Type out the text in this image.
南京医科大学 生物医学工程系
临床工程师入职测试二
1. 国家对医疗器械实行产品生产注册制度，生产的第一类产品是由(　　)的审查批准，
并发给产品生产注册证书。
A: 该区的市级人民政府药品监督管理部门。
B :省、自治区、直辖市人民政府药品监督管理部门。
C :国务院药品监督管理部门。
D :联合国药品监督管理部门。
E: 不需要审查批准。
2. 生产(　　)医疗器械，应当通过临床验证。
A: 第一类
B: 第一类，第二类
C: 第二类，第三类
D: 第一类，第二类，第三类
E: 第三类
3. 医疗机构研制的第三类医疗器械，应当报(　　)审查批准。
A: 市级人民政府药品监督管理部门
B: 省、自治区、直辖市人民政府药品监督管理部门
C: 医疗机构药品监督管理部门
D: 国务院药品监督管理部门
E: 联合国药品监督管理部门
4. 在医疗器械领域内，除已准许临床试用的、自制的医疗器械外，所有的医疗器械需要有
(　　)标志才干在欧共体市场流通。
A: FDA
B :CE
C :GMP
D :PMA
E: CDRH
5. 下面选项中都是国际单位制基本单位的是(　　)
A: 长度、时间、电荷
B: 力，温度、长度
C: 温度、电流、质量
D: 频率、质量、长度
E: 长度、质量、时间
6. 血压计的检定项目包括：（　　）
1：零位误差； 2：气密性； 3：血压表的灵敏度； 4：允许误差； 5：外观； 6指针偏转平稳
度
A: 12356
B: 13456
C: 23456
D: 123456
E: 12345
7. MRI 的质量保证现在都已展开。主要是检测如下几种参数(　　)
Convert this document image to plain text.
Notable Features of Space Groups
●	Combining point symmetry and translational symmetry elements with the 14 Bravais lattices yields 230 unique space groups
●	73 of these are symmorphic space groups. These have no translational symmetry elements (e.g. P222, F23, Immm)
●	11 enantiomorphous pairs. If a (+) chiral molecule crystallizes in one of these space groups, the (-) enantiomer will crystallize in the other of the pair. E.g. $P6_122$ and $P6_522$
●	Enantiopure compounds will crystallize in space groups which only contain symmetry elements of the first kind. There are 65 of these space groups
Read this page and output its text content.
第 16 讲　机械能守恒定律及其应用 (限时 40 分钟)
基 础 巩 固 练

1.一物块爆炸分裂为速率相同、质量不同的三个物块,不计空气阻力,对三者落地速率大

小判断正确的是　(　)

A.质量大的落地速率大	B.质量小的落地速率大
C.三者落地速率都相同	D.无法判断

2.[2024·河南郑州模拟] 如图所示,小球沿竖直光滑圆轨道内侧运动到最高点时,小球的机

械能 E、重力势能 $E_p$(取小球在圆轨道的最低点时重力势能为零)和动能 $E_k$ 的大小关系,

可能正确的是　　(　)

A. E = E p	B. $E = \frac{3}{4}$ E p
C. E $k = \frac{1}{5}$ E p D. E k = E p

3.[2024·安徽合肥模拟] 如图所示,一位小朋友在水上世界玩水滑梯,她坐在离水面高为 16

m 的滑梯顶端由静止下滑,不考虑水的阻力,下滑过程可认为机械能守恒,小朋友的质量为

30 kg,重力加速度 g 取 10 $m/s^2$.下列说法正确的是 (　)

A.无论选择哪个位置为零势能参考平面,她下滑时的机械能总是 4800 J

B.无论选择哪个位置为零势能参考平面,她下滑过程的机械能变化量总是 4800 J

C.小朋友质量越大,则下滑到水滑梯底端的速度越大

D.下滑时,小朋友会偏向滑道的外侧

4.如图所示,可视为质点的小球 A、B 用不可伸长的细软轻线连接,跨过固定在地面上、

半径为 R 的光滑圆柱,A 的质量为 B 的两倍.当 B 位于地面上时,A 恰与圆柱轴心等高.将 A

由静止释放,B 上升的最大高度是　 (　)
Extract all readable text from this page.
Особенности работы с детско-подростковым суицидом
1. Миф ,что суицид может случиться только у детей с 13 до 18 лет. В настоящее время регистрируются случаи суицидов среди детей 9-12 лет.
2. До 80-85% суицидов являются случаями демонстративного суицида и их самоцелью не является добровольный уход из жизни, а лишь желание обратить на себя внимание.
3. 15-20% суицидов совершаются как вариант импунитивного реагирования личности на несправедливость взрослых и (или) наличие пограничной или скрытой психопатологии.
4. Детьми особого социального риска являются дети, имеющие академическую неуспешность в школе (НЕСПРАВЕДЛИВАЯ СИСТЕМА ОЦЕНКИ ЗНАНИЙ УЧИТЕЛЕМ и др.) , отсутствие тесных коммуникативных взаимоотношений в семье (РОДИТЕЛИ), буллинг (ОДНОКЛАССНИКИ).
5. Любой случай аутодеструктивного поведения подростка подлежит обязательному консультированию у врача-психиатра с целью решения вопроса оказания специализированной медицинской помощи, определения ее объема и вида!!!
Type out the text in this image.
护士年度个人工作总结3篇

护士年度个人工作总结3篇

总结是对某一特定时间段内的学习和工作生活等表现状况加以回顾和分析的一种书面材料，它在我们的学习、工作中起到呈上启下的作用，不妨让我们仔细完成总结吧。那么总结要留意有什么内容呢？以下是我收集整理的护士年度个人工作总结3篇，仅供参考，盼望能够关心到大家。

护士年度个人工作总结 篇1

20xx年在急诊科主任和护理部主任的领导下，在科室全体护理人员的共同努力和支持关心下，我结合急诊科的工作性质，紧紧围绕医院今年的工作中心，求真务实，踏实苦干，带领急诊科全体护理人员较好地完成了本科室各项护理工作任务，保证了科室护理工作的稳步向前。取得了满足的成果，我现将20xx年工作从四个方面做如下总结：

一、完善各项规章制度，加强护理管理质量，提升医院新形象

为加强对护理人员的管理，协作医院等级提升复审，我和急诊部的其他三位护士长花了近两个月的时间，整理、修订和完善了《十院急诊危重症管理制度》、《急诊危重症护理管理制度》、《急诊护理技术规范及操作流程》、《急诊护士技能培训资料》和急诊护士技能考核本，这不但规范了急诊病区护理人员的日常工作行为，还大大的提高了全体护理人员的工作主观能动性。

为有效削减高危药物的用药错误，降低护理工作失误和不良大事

WRITTEN EXERCISE:
Copy out every line holding the string "translational".

EXERCISE OUTPUT:
●	Combining point symmetry and translational symmetry elements with the 14 Bravais lattices yields 230 unique space groups
●	73 of these are symmorphic space groups. These have no translational symmetry elements (e.g. P222, F23, Immm)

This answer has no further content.